** Start Listed entries **

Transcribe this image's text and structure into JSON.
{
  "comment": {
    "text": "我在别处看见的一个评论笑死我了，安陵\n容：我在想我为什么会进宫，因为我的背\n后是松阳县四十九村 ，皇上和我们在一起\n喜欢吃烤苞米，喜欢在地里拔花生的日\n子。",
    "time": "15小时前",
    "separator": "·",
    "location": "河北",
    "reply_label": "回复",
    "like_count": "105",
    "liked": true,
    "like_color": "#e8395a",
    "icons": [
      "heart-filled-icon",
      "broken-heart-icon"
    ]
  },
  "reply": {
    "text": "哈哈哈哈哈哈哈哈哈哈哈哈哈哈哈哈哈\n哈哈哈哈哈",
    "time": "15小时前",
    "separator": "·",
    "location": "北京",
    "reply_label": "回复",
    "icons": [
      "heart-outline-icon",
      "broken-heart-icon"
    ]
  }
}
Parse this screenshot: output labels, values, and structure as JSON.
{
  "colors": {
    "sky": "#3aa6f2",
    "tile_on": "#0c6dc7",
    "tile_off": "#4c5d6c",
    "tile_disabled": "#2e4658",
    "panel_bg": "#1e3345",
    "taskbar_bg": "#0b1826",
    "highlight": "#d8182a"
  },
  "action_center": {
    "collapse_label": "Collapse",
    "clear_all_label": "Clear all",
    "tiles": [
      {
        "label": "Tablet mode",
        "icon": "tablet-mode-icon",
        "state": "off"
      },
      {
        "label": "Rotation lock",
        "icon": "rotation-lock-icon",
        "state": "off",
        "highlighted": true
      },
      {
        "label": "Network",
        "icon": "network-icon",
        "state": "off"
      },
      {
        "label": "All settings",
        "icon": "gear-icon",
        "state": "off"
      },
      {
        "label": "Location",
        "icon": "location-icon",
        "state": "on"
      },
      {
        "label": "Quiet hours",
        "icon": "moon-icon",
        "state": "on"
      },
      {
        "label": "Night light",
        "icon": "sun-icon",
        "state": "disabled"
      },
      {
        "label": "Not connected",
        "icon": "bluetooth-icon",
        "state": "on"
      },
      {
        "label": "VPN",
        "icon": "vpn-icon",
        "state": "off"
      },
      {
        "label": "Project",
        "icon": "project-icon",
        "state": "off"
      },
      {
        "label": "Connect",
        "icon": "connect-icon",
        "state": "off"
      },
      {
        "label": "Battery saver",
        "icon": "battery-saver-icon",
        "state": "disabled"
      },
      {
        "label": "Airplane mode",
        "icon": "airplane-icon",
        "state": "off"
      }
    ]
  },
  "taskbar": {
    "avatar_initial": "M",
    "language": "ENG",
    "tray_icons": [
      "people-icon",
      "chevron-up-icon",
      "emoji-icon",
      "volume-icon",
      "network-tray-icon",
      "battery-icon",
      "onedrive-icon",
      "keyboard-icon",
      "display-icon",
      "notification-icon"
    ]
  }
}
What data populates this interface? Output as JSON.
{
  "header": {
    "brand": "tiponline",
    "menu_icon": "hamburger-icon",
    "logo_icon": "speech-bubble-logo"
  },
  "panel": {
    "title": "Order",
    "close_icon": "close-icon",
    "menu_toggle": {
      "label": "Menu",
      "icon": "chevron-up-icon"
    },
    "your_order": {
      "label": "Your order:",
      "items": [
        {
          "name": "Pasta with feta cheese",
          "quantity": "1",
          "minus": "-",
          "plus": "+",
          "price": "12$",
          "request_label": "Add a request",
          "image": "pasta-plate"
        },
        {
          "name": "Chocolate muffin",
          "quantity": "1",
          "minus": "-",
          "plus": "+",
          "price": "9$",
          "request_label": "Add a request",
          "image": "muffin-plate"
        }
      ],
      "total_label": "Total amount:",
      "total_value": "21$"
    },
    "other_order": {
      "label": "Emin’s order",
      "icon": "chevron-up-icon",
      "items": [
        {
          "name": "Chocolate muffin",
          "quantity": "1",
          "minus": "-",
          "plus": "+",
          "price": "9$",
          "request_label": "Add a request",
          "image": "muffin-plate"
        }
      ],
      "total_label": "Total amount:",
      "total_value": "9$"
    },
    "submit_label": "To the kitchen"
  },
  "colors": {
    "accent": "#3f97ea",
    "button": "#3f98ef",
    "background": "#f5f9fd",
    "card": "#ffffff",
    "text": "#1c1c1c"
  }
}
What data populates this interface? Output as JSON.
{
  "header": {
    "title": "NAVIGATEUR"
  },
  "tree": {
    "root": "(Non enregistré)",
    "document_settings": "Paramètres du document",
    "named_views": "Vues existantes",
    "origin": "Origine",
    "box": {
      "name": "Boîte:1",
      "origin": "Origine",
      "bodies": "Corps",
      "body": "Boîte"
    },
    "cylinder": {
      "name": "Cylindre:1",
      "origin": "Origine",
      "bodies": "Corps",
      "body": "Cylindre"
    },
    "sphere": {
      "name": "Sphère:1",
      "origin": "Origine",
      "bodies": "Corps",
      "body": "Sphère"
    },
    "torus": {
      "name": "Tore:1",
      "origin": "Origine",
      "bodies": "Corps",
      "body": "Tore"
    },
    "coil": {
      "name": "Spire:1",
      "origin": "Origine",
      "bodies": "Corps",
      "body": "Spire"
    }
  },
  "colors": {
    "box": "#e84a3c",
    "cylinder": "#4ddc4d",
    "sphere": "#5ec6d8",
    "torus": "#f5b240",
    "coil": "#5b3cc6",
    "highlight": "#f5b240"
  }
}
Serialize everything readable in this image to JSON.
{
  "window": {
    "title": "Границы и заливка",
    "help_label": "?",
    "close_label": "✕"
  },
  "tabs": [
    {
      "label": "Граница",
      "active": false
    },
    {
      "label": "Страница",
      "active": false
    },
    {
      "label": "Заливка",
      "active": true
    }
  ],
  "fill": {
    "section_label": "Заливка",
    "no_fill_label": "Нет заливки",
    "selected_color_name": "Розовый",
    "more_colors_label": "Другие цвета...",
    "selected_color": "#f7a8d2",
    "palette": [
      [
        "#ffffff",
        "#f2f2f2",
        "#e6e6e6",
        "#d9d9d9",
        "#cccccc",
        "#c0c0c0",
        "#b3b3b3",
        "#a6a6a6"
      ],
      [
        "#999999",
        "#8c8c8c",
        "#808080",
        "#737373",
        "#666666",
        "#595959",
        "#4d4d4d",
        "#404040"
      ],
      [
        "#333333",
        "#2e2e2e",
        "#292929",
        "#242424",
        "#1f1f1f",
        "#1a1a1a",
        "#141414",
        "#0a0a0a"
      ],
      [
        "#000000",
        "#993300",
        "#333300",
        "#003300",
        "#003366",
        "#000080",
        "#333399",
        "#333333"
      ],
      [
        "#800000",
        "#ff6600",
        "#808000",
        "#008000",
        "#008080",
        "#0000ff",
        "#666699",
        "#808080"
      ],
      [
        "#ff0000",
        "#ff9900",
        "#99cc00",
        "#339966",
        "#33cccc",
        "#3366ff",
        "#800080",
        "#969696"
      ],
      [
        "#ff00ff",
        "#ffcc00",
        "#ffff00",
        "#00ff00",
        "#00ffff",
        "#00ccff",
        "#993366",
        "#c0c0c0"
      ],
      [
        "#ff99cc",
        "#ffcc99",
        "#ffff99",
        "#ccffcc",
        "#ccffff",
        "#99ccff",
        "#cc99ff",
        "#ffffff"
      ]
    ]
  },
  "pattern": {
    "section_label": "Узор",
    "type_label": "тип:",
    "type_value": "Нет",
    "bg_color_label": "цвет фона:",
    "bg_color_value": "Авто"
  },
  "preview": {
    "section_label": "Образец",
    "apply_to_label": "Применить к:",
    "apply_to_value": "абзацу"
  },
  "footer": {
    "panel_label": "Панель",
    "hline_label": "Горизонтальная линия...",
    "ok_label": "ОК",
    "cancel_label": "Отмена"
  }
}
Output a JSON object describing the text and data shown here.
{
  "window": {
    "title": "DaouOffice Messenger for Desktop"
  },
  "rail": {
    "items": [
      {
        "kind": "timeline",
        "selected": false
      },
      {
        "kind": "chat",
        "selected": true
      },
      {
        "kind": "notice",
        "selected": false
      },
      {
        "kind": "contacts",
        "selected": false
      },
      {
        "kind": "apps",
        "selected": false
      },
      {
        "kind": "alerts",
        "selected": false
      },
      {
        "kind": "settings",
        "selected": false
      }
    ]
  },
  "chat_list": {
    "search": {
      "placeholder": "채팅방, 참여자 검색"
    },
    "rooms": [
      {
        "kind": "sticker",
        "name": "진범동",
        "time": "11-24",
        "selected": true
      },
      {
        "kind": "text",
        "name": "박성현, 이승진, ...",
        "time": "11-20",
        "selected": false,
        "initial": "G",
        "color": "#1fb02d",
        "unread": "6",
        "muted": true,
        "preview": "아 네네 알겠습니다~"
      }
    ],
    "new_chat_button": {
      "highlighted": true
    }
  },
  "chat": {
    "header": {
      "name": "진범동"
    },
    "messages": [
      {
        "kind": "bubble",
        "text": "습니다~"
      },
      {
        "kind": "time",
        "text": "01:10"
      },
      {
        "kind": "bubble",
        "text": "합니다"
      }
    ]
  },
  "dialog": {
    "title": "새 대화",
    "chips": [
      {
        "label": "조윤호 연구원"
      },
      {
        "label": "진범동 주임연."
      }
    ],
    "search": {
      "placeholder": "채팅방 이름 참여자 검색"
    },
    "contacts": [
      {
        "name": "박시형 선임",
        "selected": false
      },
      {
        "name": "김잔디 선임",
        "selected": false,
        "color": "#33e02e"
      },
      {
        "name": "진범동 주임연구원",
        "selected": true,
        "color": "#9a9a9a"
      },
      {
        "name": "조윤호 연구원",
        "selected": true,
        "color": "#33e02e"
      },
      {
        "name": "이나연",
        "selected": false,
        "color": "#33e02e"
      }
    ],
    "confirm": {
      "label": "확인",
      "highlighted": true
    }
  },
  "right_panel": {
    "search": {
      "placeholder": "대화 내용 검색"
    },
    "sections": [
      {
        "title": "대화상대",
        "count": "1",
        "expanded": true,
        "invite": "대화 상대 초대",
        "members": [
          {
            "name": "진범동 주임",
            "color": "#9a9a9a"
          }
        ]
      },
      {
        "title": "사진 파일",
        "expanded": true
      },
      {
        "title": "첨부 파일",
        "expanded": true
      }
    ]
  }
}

** End Listed entries **

Given request: The records are above. How many lines in them contain the word "structure"? Give the number alone.

Output below: 2